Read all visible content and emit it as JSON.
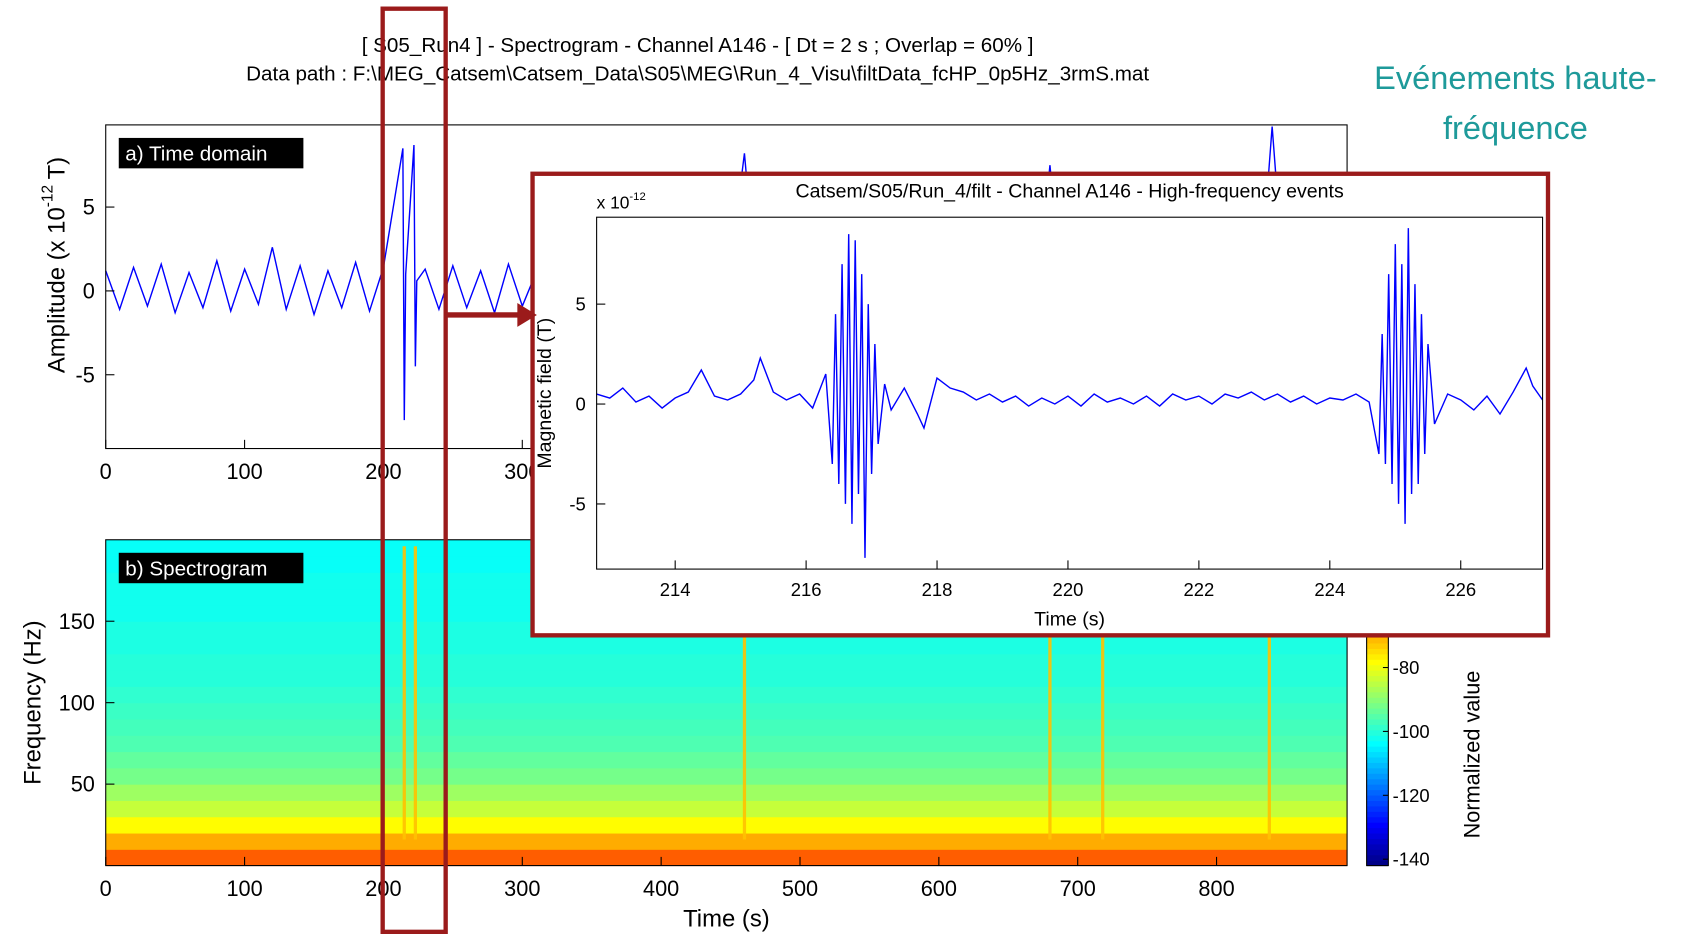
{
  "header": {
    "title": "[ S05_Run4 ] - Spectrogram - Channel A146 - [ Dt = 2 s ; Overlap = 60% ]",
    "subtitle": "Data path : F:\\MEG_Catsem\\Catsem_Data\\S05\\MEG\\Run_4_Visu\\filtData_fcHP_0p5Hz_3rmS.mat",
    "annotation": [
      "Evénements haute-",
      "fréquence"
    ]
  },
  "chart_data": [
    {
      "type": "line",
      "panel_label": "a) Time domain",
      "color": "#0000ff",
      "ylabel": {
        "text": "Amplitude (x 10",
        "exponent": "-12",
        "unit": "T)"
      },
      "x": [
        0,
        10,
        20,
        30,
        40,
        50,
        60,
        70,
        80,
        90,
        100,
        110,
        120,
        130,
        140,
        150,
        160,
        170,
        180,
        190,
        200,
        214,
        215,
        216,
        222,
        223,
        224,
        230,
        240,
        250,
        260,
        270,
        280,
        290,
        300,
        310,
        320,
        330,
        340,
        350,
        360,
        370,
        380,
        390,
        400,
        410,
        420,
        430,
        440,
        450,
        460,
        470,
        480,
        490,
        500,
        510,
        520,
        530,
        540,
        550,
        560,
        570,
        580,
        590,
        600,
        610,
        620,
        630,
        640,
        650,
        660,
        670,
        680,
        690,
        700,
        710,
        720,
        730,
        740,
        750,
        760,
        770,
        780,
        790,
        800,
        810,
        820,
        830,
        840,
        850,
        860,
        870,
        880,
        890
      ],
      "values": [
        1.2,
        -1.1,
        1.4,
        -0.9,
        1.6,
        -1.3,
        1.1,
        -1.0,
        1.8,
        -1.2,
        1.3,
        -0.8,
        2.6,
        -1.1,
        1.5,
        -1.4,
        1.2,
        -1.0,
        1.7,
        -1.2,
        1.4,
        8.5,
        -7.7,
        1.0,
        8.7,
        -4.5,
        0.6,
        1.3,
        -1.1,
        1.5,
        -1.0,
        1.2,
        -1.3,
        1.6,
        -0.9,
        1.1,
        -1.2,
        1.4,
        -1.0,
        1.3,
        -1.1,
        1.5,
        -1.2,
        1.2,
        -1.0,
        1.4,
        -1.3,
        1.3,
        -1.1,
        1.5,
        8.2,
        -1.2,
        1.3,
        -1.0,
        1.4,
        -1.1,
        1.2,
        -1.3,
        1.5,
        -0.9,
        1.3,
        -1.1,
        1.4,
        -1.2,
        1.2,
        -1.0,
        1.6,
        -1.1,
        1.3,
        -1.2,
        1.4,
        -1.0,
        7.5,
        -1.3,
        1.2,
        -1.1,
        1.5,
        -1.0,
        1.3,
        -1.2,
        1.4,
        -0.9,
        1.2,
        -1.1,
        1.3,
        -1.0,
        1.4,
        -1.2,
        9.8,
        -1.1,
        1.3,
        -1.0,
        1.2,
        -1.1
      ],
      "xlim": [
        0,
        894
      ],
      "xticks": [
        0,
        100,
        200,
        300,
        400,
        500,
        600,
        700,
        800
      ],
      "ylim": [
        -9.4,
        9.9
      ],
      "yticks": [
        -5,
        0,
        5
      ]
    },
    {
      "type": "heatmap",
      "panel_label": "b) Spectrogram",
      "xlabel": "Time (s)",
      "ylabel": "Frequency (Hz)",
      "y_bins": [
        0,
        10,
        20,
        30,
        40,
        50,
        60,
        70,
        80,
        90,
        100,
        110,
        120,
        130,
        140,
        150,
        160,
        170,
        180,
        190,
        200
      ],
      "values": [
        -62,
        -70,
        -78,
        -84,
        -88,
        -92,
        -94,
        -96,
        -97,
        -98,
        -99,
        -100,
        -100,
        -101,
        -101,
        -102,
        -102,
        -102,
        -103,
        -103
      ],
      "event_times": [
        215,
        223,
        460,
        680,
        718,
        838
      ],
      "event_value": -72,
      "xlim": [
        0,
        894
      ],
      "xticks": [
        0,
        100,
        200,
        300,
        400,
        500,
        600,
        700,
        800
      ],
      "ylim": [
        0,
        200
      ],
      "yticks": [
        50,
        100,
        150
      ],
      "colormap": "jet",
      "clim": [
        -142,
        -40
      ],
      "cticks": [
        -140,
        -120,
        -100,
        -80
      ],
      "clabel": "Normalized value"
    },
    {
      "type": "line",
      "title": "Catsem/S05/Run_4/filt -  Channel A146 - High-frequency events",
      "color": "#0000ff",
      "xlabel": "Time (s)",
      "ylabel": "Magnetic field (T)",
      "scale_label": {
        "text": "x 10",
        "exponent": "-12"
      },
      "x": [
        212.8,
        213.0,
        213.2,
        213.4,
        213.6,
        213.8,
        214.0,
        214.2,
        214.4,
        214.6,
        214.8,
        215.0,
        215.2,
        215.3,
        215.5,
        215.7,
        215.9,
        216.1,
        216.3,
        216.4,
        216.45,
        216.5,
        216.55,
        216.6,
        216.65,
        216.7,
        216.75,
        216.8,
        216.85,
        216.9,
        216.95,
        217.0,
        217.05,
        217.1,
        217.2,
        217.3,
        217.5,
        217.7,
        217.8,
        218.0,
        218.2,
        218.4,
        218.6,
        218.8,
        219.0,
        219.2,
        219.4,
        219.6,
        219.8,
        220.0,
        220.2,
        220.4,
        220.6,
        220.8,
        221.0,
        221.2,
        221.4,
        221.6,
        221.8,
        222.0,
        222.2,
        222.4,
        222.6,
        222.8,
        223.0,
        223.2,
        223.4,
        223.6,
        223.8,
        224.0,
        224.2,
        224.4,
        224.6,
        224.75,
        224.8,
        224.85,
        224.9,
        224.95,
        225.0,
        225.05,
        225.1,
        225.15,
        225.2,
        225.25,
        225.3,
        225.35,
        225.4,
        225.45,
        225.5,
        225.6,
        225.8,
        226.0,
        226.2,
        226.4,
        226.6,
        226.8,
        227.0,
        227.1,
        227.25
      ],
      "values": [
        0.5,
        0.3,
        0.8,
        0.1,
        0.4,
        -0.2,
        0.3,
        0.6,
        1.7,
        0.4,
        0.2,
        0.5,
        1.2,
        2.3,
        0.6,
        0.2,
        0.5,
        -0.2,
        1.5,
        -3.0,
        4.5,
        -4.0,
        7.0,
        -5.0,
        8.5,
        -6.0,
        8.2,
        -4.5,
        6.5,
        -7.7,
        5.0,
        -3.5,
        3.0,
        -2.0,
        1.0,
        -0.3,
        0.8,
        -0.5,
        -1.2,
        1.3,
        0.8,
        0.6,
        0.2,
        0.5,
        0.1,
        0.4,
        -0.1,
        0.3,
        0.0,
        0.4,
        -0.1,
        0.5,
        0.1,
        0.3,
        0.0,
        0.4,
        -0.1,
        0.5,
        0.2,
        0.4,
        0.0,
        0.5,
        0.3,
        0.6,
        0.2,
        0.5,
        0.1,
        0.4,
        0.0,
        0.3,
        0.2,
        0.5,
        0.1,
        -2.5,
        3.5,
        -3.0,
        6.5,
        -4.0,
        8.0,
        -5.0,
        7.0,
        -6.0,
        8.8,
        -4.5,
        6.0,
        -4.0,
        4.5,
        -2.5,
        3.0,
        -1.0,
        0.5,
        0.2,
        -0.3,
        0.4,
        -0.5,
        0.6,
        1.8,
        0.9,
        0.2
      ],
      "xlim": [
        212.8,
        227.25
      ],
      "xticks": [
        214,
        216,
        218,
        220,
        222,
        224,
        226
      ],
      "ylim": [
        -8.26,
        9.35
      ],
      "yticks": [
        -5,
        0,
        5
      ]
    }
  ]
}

• • •

Print every entry above again without changing a word, and omit the pictures.

Read all visible content and emit it as JSON.
{
  "header": {
    "title": "[ S05_Run4 ] - Spectrogram - Channel A146 - [ Dt = 2 s ; Overlap = 60% ]",
    "subtitle": "Data path : F:\\MEG_Catsem\\Catsem_Data\\S05\\MEG\\Run_4_Visu\\filtData_fcHP_0p5Hz_3rmS.mat",
    "annotation": [
      "Evénements haute-",
      "fréquence"
    ]
  },
  "chart_data": [
    {
      "type": "line",
      "panel_label": "a) Time domain",
      "color": "#0000ff",
      "ylabel": {
        "text": "Amplitude (x 10",
        "exponent": "-12",
        "unit": "T)"
      },
      "x": [
        0,
        10,
        20,
        30,
        40,
        50,
        60,
        70,
        80,
        90,
        100,
        110,
        120,
        130,
        140,
        150,
        160,
        170,
        180,
        190,
        200,
        214,
        215,
        216,
        222,
        223,
        224,
        230,
        240,
        250,
        260,
        270,
        280,
        290,
        300,
        310,
        320,
        330,
        340,
        350,
        360,
        370,
        380,
        390,
        400,
        410,
        420,
        430,
        440,
        450,
        460,
        470,
        480,
        490,
        500,
        510,
        520,
        530,
        540,
        550,
        560,
        570,
        580,
        590,
        600,
        610,
        620,
        630,
        640,
        650,
        660,
        670,
        680,
        690,
        700,
        710,
        720,
        730,
        740,
        750,
        760,
        770,
        780,
        790,
        800,
        810,
        820,
        830,
        840,
        850,
        860,
        870,
        880,
        890
      ],
      "values": [
        1.2,
        -1.1,
        1.4,
        -0.9,
        1.6,
        -1.3,
        1.1,
        -1.0,
        1.8,
        -1.2,
        1.3,
        -0.8,
        2.6,
        -1.1,
        1.5,
        -1.4,
        1.2,
        -1.0,
        1.7,
        -1.2,
        1.4,
        8.5,
        -7.7,
        1.0,
        8.7,
        -4.5,
        0.6,
        1.3,
        -1.1,
        1.5,
        -1.0,
        1.2,
        -1.3,
        1.6,
        -0.9,
        1.1,
        -1.2,
        1.4,
        -1.0,
        1.3,
        -1.1,
        1.5,
        -1.2,
        1.2,
        -1.0,
        1.4,
        -1.3,
        1.3,
        -1.1,
        1.5,
        8.2,
        -1.2,
        1.3,
        -1.0,
        1.4,
        -1.1,
        1.2,
        -1.3,
        1.5,
        -0.9,
        1.3,
        -1.1,
        1.4,
        -1.2,
        1.2,
        -1.0,
        1.6,
        -1.1,
        1.3,
        -1.2,
        1.4,
        -1.0,
        7.5,
        -1.3,
        1.2,
        -1.1,
        1.5,
        -1.0,
        1.3,
        -1.2,
        1.4,
        -0.9,
        1.2,
        -1.1,
        1.3,
        -1.0,
        1.4,
        -1.2,
        9.8,
        -1.1,
        1.3,
        -1.0,
        1.2,
        -1.1
      ],
      "xlim": [
        0,
        894
      ],
      "xticks": [
        0,
        100,
        200,
        300,
        400,
        500,
        600,
        700,
        800
      ],
      "ylim": [
        -9.4,
        9.9
      ],
      "yticks": [
        -5,
        0,
        5
      ]
    },
    {
      "type": "heatmap",
      "panel_label": "b) Spectrogram",
      "xlabel": "Time (s)",
      "ylabel": "Frequency (Hz)",
      "y_bins": [
        0,
        10,
        20,
        30,
        40,
        50,
        60,
        70,
        80,
        90,
        100,
        110,
        120,
        130,
        140,
        150,
        160,
        170,
        180,
        190,
        200
      ],
      "values": [
        -62,
        -70,
        -78,
        -84,
        -88,
        -92,
        -94,
        -96,
        -97,
        -98,
        -99,
        -100,
        -100,
        -101,
        -101,
        -102,
        -102,
        -102,
        -103,
        -103
      ],
      "event_times": [
        215,
        223,
        460,
        680,
        718,
        838
      ],
      "event_value": -72,
      "xlim": [
        0,
        894
      ],
      "xticks": [
        0,
        100,
        200,
        300,
        400,
        500,
        600,
        700,
        800
      ],
      "ylim": [
        0,
        200
      ],
      "yticks": [
        50,
        100,
        150
      ],
      "colormap": "jet",
      "clim": [
        -142,
        -40
      ],
      "cticks": [
        -140,
        -120,
        -100,
        -80
      ],
      "clabel": "Normalized value"
    },
    {
      "type": "line",
      "title": "Catsem/S05/Run_4/filt -  Channel A146 - High-frequency events",
      "color": "#0000ff",
      "xlabel": "Time (s)",
      "ylabel": "Magnetic field (T)",
      "scale_label": {
        "text": "x 10",
        "exponent": "-12"
      },
      "x": [
        212.8,
        213.0,
        213.2,
        213.4,
        213.6,
        213.8,
        214.0,
        214.2,
        214.4,
        214.6,
        214.8,
        215.0,
        215.2,
        215.3,
        215.5,
        215.7,
        215.9,
        216.1,
        216.3,
        216.4,
        216.45,
        216.5,
        216.55,
        216.6,
        216.65,
        216.7,
        216.75,
        216.8,
        216.85,
        216.9,
        216.95,
        217.0,
        217.05,
        217.1,
        217.2,
        217.3,
        217.5,
        217.7,
        217.8,
        218.0,
        218.2,
        218.4,
        218.6,
        218.8,
        219.0,
        219.2,
        219.4,
        219.6,
        219.8,
        220.0,
        220.2,
        220.4,
        220.6,
        220.8,
        221.0,
        221.2,
        221.4,
        221.6,
        221.8,
        222.0,
        222.2,
        222.4,
        222.6,
        222.8,
        223.0,
        223.2,
        223.4,
        223.6,
        223.8,
        224.0,
        224.2,
        224.4,
        224.6,
        224.75,
        224.8,
        224.85,
        224.9,
        224.95,
        225.0,
        225.05,
        225.1,
        225.15,
        225.2,
        225.25,
        225.3,
        225.35,
        225.4,
        225.45,
        225.5,
        225.6,
        225.8,
        226.0,
        226.2,
        226.4,
        226.6,
        226.8,
        227.0,
        227.1,
        227.25
      ],
      "values": [
        0.5,
        0.3,
        0.8,
        0.1,
        0.4,
        -0.2,
        0.3,
        0.6,
        1.7,
        0.4,
        0.2,
        0.5,
        1.2,
        2.3,
        0.6,
        0.2,
        0.5,
        -0.2,
        1.5,
        -3.0,
        4.5,
        -4.0,
        7.0,
        -5.0,
        8.5,
        -6.0,
        8.2,
        -4.5,
        6.5,
        -7.7,
        5.0,
        -3.5,
        3.0,
        -2.0,
        1.0,
        -0.3,
        0.8,
        -0.5,
        -1.2,
        1.3,
        0.8,
        0.6,
        0.2,
        0.5,
        0.1,
        0.4,
        -0.1,
        0.3,
        0.0,
        0.4,
        -0.1,
        0.5,
        0.1,
        0.3,
        0.0,
        0.4,
        -0.1,
        0.5,
        0.2,
        0.4,
        0.0,
        0.5,
        0.3,
        0.6,
        0.2,
        0.5,
        0.1,
        0.4,
        0.0,
        0.3,
        0.2,
        0.5,
        0.1,
        -2.5,
        3.5,
        -3.0,
        6.5,
        -4.0,
        8.0,
        -5.0,
        7.0,
        -6.0,
        8.8,
        -4.5,
        6.0,
        -4.0,
        4.5,
        -2.5,
        3.0,
        -1.0,
        0.5,
        0.2,
        -0.3,
        0.4,
        -0.5,
        0.6,
        1.8,
        0.9,
        0.2
      ],
      "xlim": [
        212.8,
        227.25
      ],
      "xticks": [
        214,
        216,
        218,
        220,
        222,
        224,
        226
      ],
      "ylim": [
        -8.26,
        9.35
      ],
      "yticks": [
        -5,
        0,
        5
      ]
    }
  ]
}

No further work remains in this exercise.